───── Entries provided ─────

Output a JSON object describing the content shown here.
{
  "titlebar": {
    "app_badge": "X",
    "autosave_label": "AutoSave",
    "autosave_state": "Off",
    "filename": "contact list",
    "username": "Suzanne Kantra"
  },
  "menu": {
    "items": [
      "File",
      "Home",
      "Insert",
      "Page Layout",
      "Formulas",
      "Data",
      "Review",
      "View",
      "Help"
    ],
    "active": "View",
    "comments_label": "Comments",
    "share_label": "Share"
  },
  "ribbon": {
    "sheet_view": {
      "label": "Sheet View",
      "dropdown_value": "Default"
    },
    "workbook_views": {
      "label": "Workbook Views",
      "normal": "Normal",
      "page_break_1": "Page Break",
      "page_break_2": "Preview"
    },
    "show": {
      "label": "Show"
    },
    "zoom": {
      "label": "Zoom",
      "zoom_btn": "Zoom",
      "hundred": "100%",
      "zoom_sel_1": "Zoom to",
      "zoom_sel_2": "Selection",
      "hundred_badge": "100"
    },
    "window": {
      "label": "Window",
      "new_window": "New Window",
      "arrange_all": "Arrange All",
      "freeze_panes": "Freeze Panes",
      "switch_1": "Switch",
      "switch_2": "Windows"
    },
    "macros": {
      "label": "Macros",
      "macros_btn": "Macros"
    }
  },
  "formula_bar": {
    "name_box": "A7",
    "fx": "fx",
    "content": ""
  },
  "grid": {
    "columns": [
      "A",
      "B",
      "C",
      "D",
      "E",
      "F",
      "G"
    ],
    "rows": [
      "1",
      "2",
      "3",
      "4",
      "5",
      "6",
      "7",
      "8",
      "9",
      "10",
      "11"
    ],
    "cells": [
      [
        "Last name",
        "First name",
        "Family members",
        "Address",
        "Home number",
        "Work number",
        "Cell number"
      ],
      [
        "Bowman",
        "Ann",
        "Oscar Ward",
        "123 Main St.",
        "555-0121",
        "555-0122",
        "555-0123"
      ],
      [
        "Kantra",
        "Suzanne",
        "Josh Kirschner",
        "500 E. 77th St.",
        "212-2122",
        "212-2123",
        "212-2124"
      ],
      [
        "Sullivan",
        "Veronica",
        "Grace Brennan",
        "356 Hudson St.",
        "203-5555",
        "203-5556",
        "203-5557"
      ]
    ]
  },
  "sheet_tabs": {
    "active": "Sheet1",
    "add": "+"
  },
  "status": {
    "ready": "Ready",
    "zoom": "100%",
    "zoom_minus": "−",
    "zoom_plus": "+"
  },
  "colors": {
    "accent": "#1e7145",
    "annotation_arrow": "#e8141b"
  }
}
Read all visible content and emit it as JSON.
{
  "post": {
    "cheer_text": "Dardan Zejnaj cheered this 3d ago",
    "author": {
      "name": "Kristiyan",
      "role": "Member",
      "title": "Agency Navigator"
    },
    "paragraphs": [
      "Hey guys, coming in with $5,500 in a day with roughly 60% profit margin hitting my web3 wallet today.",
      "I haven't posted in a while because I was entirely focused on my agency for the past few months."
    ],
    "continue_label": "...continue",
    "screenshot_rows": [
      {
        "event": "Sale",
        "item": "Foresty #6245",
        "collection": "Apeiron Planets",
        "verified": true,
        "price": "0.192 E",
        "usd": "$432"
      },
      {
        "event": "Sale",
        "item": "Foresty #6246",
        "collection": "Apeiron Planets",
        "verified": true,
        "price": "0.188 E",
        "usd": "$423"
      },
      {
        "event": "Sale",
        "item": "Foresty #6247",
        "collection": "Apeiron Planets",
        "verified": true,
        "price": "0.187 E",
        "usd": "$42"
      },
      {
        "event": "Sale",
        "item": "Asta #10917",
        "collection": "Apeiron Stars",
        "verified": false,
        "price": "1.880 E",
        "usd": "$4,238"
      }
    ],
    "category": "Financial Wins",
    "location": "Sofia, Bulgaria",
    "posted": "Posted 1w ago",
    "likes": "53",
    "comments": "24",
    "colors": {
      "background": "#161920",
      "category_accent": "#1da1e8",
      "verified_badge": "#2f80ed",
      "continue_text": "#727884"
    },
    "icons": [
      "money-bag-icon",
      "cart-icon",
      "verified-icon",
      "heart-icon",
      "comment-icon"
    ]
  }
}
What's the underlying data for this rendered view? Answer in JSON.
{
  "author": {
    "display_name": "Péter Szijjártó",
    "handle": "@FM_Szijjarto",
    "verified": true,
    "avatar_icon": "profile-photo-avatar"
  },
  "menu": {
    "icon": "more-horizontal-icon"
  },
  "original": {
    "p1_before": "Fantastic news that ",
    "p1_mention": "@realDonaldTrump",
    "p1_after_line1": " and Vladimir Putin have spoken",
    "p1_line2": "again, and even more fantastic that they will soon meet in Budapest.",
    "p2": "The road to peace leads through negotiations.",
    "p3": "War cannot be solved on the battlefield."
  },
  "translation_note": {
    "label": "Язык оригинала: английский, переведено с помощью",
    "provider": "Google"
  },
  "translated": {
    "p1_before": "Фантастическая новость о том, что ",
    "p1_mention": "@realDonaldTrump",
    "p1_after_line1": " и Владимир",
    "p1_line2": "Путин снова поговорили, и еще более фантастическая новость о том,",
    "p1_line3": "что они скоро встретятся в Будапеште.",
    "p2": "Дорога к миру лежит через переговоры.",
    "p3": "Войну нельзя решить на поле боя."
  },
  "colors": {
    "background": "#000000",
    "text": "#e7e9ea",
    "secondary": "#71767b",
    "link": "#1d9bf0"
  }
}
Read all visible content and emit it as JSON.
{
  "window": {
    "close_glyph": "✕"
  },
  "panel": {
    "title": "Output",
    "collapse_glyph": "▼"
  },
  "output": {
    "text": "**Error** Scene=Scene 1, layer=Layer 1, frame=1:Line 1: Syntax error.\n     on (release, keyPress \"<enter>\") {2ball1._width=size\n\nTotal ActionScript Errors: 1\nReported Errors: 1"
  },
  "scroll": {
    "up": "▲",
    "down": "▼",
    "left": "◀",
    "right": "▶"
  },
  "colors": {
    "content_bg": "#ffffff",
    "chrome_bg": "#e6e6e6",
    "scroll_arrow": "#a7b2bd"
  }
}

─────

Copy the material above back out, exactly as written.

Output a JSON object describing the content shown here.
{
  "titlebar": {
    "app_badge": "X",
    "autosave_label": "AutoSave",
    "autosave_state": "Off",
    "filename": "contact list",
    "username": "Suzanne Kantra"
  },
  "menu": {
    "items": [
      "File",
      "Home",
      "Insert",
      "Page Layout",
      "Formulas",
      "Data",
      "Review",
      "View",
      "Help"
    ],
    "active": "View",
    "comments_label": "Comments",
    "share_label": "Share"
  },
  "ribbon": {
    "sheet_view": {
      "label": "Sheet View",
      "dropdown_value": "Default"
    },
    "workbook_views": {
      "label": "Workbook Views",
      "normal": "Normal",
      "page_break_1": "Page Break",
      "page_break_2": "Preview"
    },
    "show": {
      "label": "Show"
    },
    "zoom": {
      "label": "Zoom",
      "zoom_btn": "Zoom",
      "hundred": "100%",
      "zoom_sel_1": "Zoom to",
      "zoom_sel_2": "Selection",
      "hundred_badge": "100"
    },
    "window": {
      "label": "Window",
      "new_window": "New Window",
      "arrange_all": "Arrange All",
      "freeze_panes": "Freeze Panes",
      "switch_1": "Switch",
      "switch_2": "Windows"
    },
    "macros": {
      "label": "Macros",
      "macros_btn": "Macros"
    }
  },
  "formula_bar": {
    "name_box": "A7",
    "fx": "fx",
    "content": ""
  },
  "grid": {
    "columns": [
      "A",
      "B",
      "C",
      "D",
      "E",
      "F",
      "G"
    ],
    "rows": [
      "1",
      "2",
      "3",
      "4",
      "5",
      "6",
      "7",
      "8",
      "9",
      "10",
      "11"
    ],
    "cells": [
      [
        "Last name",
        "First name",
        "Family members",
        "Address",
        "Home number",
        "Work number",
        "Cell number"
      ],
      [
        "Bowman",
        "Ann",
        "Oscar Ward",
        "123 Main St.",
        "555-0121",
        "555-0122",
        "555-0123"
      ],
      [
        "Kantra",
        "Suzanne",
        "Josh Kirschner",
        "500 E. 77th St.",
        "212-2122",
        "212-2123",
        "212-2124"
      ],
      [
        "Sullivan",
        "Veronica",
        "Grace Brennan",
        "356 Hudson St.",
        "203-5555",
        "203-5556",
        "203-5557"
      ]
    ]
  },
  "sheet_tabs": {
    "active": "Sheet1",
    "add": "+"
  },
  "status": {
    "ready": "Ready",
    "zoom": "100%",
    "zoom_minus": "−",
    "zoom_plus": "+"
  },
  "colors": {
    "accent": "#1e7145",
    "annotation_arrow": "#e8141b"
  }
}
Read all visible content and emit it as JSON.
{
  "post": {
    "cheer_text": "Dardan Zejnaj cheered this 3d ago",
    "author": {
      "name": "Kristiyan",
      "role": "Member",
      "title": "Agency Navigator"
    },
    "paragraphs": [
      "Hey guys, coming in with $5,500 in a day with roughly 60% profit margin hitting my web3 wallet today.",
      "I haven't posted in a while because I was entirely focused on my agency for the past few months."
    ],
    "continue_label": "...continue",
    "screenshot_rows": [
      {
        "event": "Sale",
        "item": "Foresty #6245",
        "collection": "Apeiron Planets",
        "verified": true,
        "price": "0.192 E",
        "usd": "$432"
      },
      {
        "event": "Sale",
        "item": "Foresty #6246",
        "collection": "Apeiron Planets",
        "verified": true,
        "price": "0.188 E",
        "usd": "$423"
      },
      {
        "event": "Sale",
        "item": "Foresty #6247",
        "collection": "Apeiron Planets",
        "verified": true,
        "price": "0.187 E",
        "usd": "$42"
      },
      {
        "event": "Sale",
        "item": "Asta #10917",
        "collection": "Apeiron Stars",
        "verified": false,
        "price": "1.880 E",
        "usd": "$4,238"
      }
    ],
    "category": "Financial Wins",
    "location": "Sofia, Bulgaria",
    "posted": "Posted 1w ago",
    "likes": "53",
    "comments": "24",
    "colors": {
      "background": "#161920",
      "category_accent": "#1da1e8",
      "verified_badge": "#2f80ed",
      "continue_text": "#727884"
    },
    "icons": [
      "money-bag-icon",
      "cart-icon",
      "verified-icon",
      "heart-icon",
      "comment-icon"
    ]
  }
}
What's the underlying data for this rendered view? Answer in JSON.
{
  "author": {
    "display_name": "Péter Szijjártó",
    "handle": "@FM_Szijjarto",
    "verified": true,
    "avatar_icon": "profile-photo-avatar"
  },
  "menu": {
    "icon": "more-horizontal-icon"
  },
  "original": {
    "p1_before": "Fantastic news that ",
    "p1_mention": "@realDonaldTrump",
    "p1_after_line1": " and Vladimir Putin have spoken",
    "p1_line2": "again, and even more fantastic that they will soon meet in Budapest.",
    "p2": "The road to peace leads through negotiations.",
    "p3": "War cannot be solved on the battlefield."
  },
  "translation_note": {
    "label": "Язык оригинала: английский, переведено с помощью",
    "provider": "Google"
  },
  "translated": {
    "p1_before": "Фантастическая новость о том, что ",
    "p1_mention": "@realDonaldTrump",
    "p1_after_line1": " и Владимир",
    "p1_line2": "Путин снова поговорили, и еще более фантастическая новость о том,",
    "p1_line3": "что они скоро встретятся в Будапеште.",
    "p2": "Дорога к миру лежит через переговоры.",
    "p3": "Войну нельзя решить на поле боя."
  },
  "colors": {
    "background": "#000000",
    "text": "#e7e9ea",
    "secondary": "#71767b",
    "link": "#1d9bf0"
  }
}
Read all visible content and emit it as JSON.
{
  "window": {
    "close_glyph": "✕"
  },
  "panel": {
    "title": "Output",
    "collapse_glyph": "▼"
  },
  "output": {
    "text": "**Error** Scene=Scene 1, layer=Layer 1, frame=1:Line 1: Syntax error.\n     on (release, keyPress \"<enter>\") {2ball1._width=size\n\nTotal ActionScript Errors: 1\nReported Errors: 1"
  },
  "scroll": {
    "up": "▲",
    "down": "▼",
    "left": "◀",
    "right": "▶"
  },
  "colors": {
    "content_bg": "#ffffff",
    "chrome_bg": "#e6e6e6",
    "scroll_arrow": "#a7b2bd"
  }
}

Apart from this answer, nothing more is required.